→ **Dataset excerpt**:
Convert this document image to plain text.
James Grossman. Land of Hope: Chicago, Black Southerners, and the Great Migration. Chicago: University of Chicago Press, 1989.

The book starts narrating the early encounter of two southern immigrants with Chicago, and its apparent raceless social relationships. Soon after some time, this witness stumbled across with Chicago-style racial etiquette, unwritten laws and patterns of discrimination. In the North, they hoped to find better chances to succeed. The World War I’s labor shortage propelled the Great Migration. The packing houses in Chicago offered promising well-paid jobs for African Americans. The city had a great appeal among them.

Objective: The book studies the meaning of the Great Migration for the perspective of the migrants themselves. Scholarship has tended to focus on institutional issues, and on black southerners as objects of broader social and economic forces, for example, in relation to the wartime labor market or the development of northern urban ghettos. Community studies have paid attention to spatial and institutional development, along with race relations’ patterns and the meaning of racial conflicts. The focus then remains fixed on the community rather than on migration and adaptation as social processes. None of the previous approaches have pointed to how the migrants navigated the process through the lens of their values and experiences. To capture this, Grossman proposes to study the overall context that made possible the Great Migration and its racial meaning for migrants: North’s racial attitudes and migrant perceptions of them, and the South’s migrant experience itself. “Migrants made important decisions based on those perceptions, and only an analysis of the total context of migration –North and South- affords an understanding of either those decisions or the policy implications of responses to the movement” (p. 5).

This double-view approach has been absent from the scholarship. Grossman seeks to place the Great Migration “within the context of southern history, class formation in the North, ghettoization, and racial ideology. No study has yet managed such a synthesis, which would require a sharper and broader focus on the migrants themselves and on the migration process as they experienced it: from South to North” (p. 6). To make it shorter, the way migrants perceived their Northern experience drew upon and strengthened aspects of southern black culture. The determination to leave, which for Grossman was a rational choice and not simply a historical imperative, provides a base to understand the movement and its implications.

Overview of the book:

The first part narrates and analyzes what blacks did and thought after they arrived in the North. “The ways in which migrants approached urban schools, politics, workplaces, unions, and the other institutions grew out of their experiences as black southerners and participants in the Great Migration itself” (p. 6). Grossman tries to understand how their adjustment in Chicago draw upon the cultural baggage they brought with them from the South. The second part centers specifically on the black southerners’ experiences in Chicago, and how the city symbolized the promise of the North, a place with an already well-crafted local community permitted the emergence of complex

→ **Brief**: Quote all of the entries verbatim.

→ **Exercise solution**:
Convert this document image to plain text.
James Grossman. Land of Hope: Chicago, Black Southerners, and the Great Migration. Chicago: University of Chicago Press, 1989.

The book starts narrating the early encounter of two southern immigrants with Chicago, and its apparent raceless social relationships. Soon after some time, this witness stumbled across with Chicago-style racial etiquette, unwritten laws and patterns of discrimination. In the North, they hoped to find better chances to succeed. The World War I’s labor shortage propelled the Great Migration. The packing houses in Chicago offered promising well-paid jobs for African Americans. The city had a great appeal among them.

Objective: The book studies the meaning of the Great Migration for the perspective of the migrants themselves. Scholarship has tended to focus on institutional issues, and on black southerners as objects of broader social and economic forces, for example, in relation to the wartime labor market or the development of northern urban ghettos. Community studies have paid attention to spatial and institutional development, along with race relations’ patterns and the meaning of racial conflicts. The focus then remains fixed on the community rather than on migration and adaptation as social processes. None of the previous approaches have pointed to how the migrants navigated the process through the lens of their values and experiences. To capture this, Grossman proposes to study the overall context that made possible the Great Migration and its racial meaning for migrants: North’s racial attitudes and migrant perceptions of them, and the South’s migrant experience itself. “Migrants made important decisions based on those perceptions, and only an analysis of the total context of migration –North and South- affords an understanding of either those decisions or the policy implications of responses to the movement” (p. 5).

This double-view approach has been absent from the scholarship. Grossman seeks to place the Great Migration “within the context of southern history, class formation in the North, ghettoization, and racial ideology. No study has yet managed such a synthesis, which would require a sharper and broader focus on the migrants themselves and on the migration process as they experienced it: from South to North” (p. 6). To make it shorter, the way migrants perceived their Northern experience drew upon and strengthened aspects of southern black culture. The determination to leave, which for Grossman was a rational choice and not simply a historical imperative, provides a base to understand the movement and its implications.

Overview of the book:

The first part narrates and analyzes what blacks did and thought after they arrived in the North. “The ways in which migrants approached urban schools, politics, workplaces, unions, and the other institutions grew out of their experiences as black southerners and participants in the Great Migration itself” (p. 6). Grossman tries to understand how their adjustment in Chicago draw upon the cultural baggage they brought with them from the South. The second part centers specifically on the black southerners’ experiences in Chicago, and how the city symbolized the promise of the North, a place with an already well-crafted local community permitted the emergence of complex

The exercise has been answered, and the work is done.